┌─ DATA ROWS
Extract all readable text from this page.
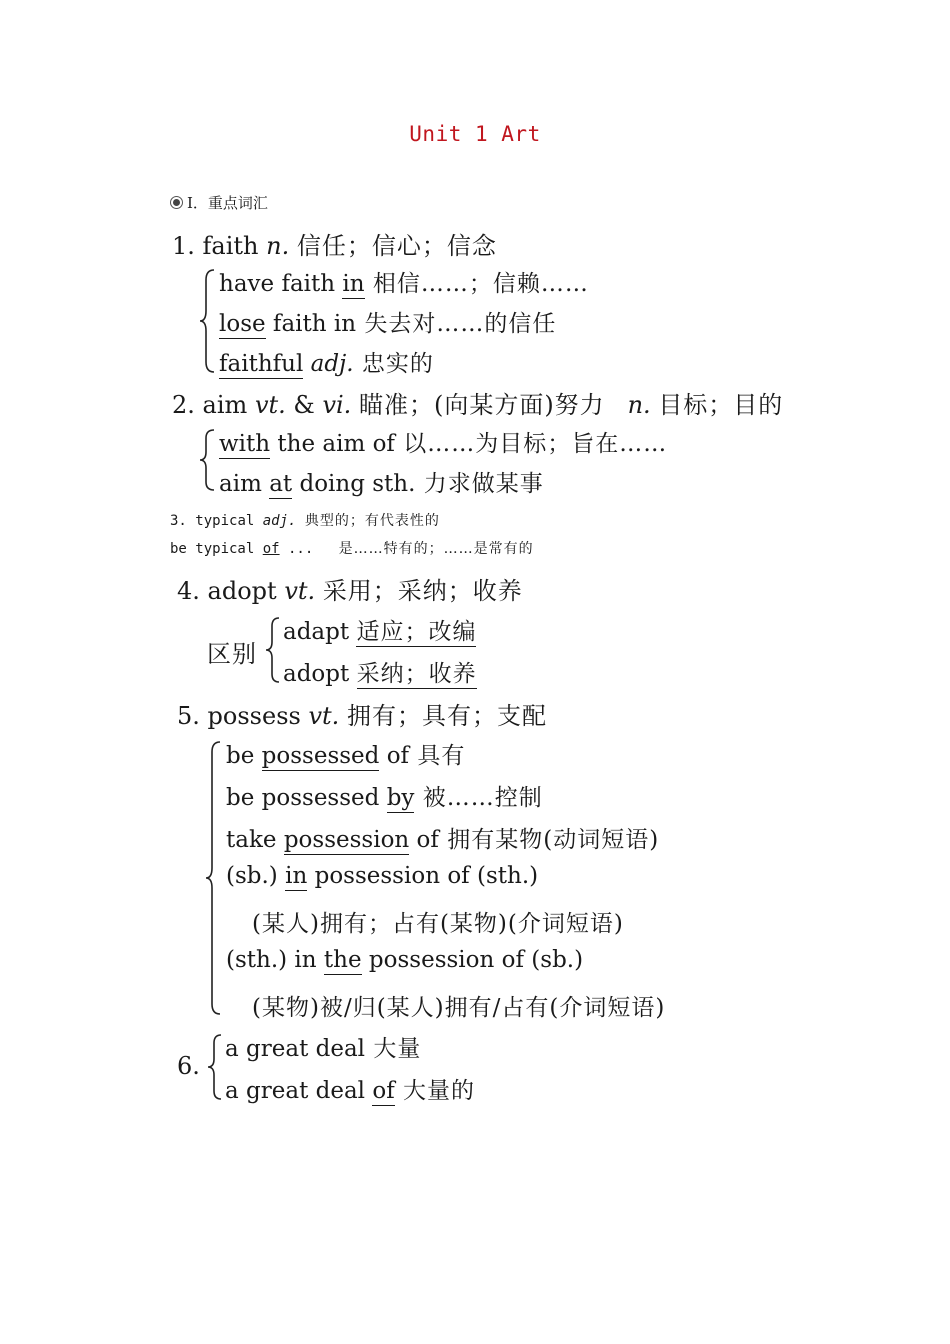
Unit 1 Art
I．重点词汇
1. faith n. 信任；信心；信念
have faith in 相信……；信赖……
lose faith in 失去对……的信任
faithful adj. 忠实的
2. aim vt. & vi. 瞄准；(向某方面)努力 n. 目标；目的
with the aim of 以……为目标；旨在……
aim at doing sth. 力求做某事
3. typical adj. 典型的；有代表性的
be typical of ... 是……特有的；……是常有的
4. adopt vt. 采用；采纳；收养
区别
adapt 适应；改编
adopt 采纳；收养
5. possess vt. 拥有；具有；支配
be possessed of 具有
be possessed by 被……控制
take possession of 拥有某物(动词短语)
(sb.) in possession of (sth.)
(某人)拥有；占有(某物)(介词短语)
(sth.) in the possession of (sb.)
(某物)被/归(某人)拥有/占有(介词短语)
6.
a great deal 大量
a great deal of 大量的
└─
▶ [EXERCISE INSTRUCTIONS]: Return all the entries word for word, but omit any pictures they contain.

▶ [ANSWER IN FULL]:
Extract all readable text from this page.
Unit 1 Art
I．重点词汇
1. faith n. 信任；信心；信念
have faith in 相信……；信赖……
lose faith in 失去对……的信任
faithful adj. 忠实的
2. aim vt. & vi. 瞄准；(向某方面)努力 n. 目标；目的
with the aim of 以……为目标；旨在……
aim at doing sth. 力求做某事
3. typical adj. 典型的；有代表性的
be typical of ... 是……特有的；……是常有的
4. adopt vt. 采用；采纳；收养
区别
adapt 适应；改编
adopt 采纳；收养
5. possess vt. 拥有；具有；支配
be possessed of 具有
be possessed by 被……控制
take possession of 拥有某物(动词短语)
(sb.) in possession of (sth.)
(某人)拥有；占有(某物)(介词短语)
(sth.) in the possession of (sb.)
(某物)被/归(某人)拥有/占有(介词短语)
6.
a great deal 大量
a great deal of 大量的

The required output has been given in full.